§ REQUEST
Of all the lines here, how many include the string "JSON"? Answer with the number only.

§ DATA EXTRACT
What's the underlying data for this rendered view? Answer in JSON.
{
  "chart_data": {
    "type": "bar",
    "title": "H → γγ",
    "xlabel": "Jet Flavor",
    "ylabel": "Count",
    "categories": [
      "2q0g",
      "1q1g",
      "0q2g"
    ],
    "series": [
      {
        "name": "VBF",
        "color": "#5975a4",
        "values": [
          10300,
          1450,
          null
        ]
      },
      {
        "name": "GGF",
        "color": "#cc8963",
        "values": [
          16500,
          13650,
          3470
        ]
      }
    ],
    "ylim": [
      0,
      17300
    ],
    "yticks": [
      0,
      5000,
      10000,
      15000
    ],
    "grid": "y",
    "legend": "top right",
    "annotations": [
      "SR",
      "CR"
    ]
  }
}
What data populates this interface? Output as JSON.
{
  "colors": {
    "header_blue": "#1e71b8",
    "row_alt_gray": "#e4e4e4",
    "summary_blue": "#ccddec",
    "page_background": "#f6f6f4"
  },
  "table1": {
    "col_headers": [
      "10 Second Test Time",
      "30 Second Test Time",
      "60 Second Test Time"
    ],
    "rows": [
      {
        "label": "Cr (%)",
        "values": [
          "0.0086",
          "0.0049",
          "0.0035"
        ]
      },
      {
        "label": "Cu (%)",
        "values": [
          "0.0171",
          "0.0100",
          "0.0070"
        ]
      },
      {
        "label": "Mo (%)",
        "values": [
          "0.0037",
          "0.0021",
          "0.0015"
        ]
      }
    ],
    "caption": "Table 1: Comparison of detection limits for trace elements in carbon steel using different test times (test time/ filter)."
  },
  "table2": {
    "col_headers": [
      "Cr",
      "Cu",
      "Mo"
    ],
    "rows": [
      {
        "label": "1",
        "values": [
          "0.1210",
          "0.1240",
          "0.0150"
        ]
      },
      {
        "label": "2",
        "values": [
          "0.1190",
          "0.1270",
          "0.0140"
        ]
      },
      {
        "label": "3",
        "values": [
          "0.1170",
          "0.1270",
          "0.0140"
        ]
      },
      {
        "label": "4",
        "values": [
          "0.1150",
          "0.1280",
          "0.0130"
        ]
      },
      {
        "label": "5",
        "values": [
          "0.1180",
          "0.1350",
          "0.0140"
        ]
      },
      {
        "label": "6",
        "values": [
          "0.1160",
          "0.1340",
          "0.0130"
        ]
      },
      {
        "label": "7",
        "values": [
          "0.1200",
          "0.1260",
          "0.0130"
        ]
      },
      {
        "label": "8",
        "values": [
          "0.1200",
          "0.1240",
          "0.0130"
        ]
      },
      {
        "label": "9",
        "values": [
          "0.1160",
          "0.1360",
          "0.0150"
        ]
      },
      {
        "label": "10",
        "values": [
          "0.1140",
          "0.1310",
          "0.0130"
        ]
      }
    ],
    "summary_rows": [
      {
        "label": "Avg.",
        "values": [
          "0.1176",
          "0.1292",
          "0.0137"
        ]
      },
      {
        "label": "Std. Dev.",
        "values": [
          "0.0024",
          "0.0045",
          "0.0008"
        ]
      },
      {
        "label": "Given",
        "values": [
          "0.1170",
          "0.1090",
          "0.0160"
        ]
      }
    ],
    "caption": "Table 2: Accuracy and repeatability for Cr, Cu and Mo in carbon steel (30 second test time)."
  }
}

§ THE OUTPUT
2